__EXERCISE TASK__
Copy whichever lines contain the string "true".

──────── RECORDS SUPPLIED ────────

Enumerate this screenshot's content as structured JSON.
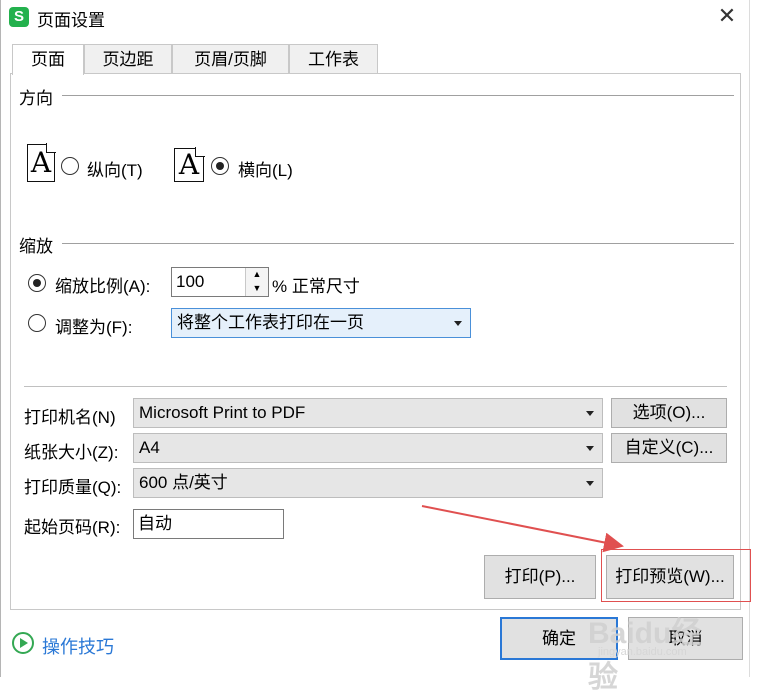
{
  "window": {
    "title": "页面设置",
    "app_icon": "wps-spreadsheet-icon",
    "close": "✕"
  },
  "tabs": [
    {
      "label": "页面",
      "active": true
    },
    {
      "label": "页边距"
    },
    {
      "label": "页眉/页脚"
    },
    {
      "label": "工作表"
    }
  ],
  "orientation": {
    "section_label": "方向",
    "portrait": {
      "icon_letter": "A",
      "label": "纵向(T)",
      "selected": false
    },
    "landscape": {
      "icon_letter": "A",
      "label": "横向(L)",
      "selected": true
    }
  },
  "scaling": {
    "section_label": "缩放",
    "scale_option": {
      "label": "缩放比例(A):",
      "selected": true,
      "value": "100",
      "suffix": "% 正常尺寸"
    },
    "fit_option": {
      "label": "调整为(F):",
      "selected": false,
      "value": "将整个工作表打印在一页"
    }
  },
  "printer": {
    "name": {
      "label": "打印机名(N)",
      "value": "Microsoft Print to PDF",
      "button": "选项(O)..."
    },
    "paper": {
      "label": "纸张大小(Z):",
      "value": "A4",
      "button": "自定义(C)..."
    },
    "quality": {
      "label": "打印质量(Q):",
      "value": "600 点/英寸"
    },
    "start_page": {
      "label": "起始页码(R):",
      "value": "自动"
    }
  },
  "buttons": {
    "print": "打印(P)...",
    "preview": "打印预览(W)...",
    "ok": "确定",
    "cancel": "取消"
  },
  "help": {
    "label": "操作技巧"
  },
  "watermark": {
    "text": "Baidu经验",
    "sub": "jingyan.baidu.com"
  },
  "colors": {
    "annotation": "#e05050",
    "accent": "#2a78d6",
    "app": "#23b14d"
  }
}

────────

__FINAL RESULT__
      "active": true
      "selected": true
      "selected": true,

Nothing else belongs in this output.